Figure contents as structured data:
## Begin
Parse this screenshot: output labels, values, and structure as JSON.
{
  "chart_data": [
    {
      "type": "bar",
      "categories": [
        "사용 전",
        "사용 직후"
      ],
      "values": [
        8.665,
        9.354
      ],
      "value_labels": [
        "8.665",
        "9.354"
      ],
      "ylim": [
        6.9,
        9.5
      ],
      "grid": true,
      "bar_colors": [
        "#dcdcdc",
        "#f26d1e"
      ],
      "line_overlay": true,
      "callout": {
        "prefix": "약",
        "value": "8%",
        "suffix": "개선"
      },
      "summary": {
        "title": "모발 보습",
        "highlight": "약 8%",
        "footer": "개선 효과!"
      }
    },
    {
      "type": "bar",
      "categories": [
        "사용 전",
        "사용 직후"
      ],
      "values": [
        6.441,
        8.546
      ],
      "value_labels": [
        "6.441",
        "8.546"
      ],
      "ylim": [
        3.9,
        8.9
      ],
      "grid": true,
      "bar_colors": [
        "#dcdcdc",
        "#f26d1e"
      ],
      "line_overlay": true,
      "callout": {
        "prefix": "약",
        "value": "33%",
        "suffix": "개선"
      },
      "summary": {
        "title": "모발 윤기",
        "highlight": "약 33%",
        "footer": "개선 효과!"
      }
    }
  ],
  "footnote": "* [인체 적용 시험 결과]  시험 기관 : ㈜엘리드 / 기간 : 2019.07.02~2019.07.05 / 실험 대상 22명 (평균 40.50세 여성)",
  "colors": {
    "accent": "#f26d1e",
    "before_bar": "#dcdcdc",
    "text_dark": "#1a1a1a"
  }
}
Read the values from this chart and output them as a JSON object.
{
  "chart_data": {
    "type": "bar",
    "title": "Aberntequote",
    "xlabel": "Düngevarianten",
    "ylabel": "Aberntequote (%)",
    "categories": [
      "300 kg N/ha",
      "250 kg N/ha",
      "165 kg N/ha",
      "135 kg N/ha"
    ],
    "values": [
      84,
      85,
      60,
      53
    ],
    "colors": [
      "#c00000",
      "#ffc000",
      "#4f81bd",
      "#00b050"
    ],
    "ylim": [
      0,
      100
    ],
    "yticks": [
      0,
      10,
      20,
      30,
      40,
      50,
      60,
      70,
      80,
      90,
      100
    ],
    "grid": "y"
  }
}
## End
WHAT YOU ARE ASKED TO DO ::
Send back each record exactly as it stands.

EXERCISE RESULT ::
Parse this screenshot: output labels, values, and structure as JSON.
{
  "chart_data": [
    {
      "type": "bar",
      "categories": [
        "사용 전",
        "사용 직후"
      ],
      "values": [
        8.665,
        9.354
      ],
      "value_labels": [
        "8.665",
        "9.354"
      ],
      "ylim": [
        6.9,
        9.5
      ],
      "grid": true,
      "bar_colors": [
        "#dcdcdc",
        "#f26d1e"
      ],
      "line_overlay": true,
      "callout": {
        "prefix": "약",
        "value": "8%",
        "suffix": "개선"
      },
      "summary": {
        "title": "모발 보습",
        "highlight": "약 8%",
        "footer": "개선 효과!"
      }
    },
    {
      "type": "bar",
      "categories": [
        "사용 전",
        "사용 직후"
      ],
      "values": [
        6.441,
        8.546
      ],
      "value_labels": [
        "6.441",
        "8.546"
      ],
      "ylim": [
        3.9,
        8.9
      ],
      "grid": true,
      "bar_colors": [
        "#dcdcdc",
        "#f26d1e"
      ],
      "line_overlay": true,
      "callout": {
        "prefix": "약",
        "value": "33%",
        "suffix": "개선"
      },
      "summary": {
        "title": "모발 윤기",
        "highlight": "약 33%",
        "footer": "개선 효과!"
      }
    }
  ],
  "footnote": "* [인체 적용 시험 결과]  시험 기관 : ㈜엘리드 / 기간 : 2019.07.02~2019.07.05 / 실험 대상 22명 (평균 40.50세 여성)",
  "colors": {
    "accent": "#f26d1e",
    "before_bar": "#dcdcdc",
    "text_dark": "#1a1a1a"
  }
}
Read the values from this chart and output them as a JSON object.
{
  "chart_data": {
    "type": "bar",
    "title": "Aberntequote",
    "xlabel": "Düngevarianten",
    "ylabel": "Aberntequote (%)",
    "categories": [
      "300 kg N/ha",
      "250 kg N/ha",
      "165 kg N/ha",
      "135 kg N/ha"
    ],
    "values": [
      84,
      85,
      60,
      53
    ],
    "colors": [
      "#c00000",
      "#ffc000",
      "#4f81bd",
      "#00b050"
    ],
    "ylim": [
      0,
      100
    ],
    "yticks": [
      0,
      10,
      20,
      30,
      40,
      50,
      60,
      70,
      80,
      90,
      100
    ],
    "grid": "y"
  }
}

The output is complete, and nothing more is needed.